Exercise description: Narrow the data below down to the lines containing "type".

[start Data extract]

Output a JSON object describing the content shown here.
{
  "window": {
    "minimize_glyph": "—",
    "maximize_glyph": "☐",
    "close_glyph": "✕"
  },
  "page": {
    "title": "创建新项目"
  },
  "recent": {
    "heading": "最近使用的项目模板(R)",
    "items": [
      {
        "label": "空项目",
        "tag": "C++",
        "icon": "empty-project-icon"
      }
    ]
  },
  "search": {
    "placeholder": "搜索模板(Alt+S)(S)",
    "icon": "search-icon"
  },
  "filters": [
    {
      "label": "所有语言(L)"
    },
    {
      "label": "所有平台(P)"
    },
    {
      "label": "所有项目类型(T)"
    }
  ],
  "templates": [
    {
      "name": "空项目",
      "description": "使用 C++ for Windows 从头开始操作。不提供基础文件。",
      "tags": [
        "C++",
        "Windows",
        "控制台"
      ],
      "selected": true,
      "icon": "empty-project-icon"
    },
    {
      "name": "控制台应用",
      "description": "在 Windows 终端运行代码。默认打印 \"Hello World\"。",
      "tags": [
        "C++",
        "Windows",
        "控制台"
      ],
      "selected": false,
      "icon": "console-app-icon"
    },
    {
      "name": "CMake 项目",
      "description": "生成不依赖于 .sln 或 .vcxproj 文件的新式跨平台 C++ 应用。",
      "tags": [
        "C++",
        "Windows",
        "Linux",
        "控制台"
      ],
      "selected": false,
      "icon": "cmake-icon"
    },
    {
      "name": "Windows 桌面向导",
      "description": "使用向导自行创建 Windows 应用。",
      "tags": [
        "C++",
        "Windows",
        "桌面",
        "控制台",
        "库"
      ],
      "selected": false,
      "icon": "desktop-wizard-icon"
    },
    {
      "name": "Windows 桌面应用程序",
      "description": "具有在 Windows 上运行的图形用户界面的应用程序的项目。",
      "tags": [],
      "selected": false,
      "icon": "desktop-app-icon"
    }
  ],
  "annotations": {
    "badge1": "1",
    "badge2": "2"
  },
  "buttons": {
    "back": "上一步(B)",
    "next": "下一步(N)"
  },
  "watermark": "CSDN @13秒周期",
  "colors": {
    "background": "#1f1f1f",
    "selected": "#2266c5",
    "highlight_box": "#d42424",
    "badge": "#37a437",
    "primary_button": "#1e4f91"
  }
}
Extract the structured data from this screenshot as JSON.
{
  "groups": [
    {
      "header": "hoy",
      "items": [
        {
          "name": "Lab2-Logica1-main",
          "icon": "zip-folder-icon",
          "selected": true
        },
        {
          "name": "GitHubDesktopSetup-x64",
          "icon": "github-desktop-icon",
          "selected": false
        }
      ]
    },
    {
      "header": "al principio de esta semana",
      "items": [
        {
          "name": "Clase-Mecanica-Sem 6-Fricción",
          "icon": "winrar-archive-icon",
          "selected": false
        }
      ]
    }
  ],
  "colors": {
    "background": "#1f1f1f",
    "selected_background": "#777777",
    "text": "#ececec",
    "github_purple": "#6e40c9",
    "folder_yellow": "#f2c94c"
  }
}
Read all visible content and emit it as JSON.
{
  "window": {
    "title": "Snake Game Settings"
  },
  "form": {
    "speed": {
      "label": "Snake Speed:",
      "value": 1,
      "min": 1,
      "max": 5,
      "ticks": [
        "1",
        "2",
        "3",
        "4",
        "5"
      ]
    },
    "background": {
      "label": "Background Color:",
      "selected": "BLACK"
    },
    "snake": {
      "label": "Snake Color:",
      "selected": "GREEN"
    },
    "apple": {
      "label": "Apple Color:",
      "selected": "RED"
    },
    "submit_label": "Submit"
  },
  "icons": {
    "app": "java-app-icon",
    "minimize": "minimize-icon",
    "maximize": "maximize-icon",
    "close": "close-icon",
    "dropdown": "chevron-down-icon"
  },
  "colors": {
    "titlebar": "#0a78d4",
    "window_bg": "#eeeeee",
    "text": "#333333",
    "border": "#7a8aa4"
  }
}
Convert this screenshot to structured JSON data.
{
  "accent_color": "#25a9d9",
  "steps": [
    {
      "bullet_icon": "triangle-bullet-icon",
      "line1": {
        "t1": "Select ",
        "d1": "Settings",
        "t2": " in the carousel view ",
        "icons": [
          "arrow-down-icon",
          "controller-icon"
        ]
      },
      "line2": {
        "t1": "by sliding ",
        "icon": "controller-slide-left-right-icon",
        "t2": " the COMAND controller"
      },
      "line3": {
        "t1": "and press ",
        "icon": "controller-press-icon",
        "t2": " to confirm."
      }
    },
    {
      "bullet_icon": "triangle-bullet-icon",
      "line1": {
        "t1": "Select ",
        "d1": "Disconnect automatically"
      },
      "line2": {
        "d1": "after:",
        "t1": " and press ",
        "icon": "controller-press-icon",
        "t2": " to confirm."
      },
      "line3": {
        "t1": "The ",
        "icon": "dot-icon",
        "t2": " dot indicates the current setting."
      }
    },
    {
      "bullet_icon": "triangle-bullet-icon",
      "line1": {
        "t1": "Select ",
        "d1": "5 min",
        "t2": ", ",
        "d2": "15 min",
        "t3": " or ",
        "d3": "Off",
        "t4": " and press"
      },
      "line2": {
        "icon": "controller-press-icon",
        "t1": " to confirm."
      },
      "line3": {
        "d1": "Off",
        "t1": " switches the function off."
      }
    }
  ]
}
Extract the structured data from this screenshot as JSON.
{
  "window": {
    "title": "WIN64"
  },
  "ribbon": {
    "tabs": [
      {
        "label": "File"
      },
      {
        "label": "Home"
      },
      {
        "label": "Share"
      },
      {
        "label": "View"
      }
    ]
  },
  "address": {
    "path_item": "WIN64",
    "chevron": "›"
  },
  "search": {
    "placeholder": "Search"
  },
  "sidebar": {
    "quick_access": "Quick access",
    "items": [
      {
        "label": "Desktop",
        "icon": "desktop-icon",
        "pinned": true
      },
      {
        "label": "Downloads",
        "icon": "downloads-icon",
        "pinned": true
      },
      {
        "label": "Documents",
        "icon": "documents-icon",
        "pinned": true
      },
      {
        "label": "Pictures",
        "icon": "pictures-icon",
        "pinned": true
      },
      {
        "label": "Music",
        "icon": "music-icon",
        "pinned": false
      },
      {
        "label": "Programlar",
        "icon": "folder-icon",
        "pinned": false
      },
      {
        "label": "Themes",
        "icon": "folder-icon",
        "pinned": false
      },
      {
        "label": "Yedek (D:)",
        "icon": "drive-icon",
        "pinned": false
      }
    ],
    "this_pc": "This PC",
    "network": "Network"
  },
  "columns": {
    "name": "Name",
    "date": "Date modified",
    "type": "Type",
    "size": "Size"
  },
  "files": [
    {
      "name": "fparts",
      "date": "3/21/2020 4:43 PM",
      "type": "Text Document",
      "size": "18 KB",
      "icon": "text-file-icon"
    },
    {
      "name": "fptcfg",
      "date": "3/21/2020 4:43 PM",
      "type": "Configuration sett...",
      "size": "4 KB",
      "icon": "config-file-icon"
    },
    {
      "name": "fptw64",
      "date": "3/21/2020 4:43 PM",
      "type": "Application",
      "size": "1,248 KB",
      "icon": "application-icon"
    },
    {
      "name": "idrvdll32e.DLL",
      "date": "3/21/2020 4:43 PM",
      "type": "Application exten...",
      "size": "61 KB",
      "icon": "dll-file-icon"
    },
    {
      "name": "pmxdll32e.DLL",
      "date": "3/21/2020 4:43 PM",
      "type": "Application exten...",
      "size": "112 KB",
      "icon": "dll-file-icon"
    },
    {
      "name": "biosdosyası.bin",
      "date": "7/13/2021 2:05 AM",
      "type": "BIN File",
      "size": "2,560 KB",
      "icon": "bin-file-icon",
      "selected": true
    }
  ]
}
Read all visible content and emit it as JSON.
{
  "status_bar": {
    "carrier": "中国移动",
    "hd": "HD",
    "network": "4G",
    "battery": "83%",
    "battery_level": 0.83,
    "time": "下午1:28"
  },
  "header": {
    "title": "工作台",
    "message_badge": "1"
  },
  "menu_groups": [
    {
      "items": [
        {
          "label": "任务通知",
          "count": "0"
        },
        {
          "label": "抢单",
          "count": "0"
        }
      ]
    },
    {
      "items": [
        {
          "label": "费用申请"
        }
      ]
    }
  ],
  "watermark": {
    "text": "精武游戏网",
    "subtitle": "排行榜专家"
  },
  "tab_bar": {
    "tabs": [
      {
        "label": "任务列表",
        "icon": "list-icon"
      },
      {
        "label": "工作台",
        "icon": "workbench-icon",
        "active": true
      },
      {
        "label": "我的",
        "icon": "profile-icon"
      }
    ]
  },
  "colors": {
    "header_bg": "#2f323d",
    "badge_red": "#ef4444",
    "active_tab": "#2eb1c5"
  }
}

[end Data extract]

The solution:
    "type": "Type",
      "type": "Text Document",
      "type": "Configuration sett...",
      "type": "Application",
      "type": "Application exten...",
      "type": "Application exten...",
      "type": "BIN File",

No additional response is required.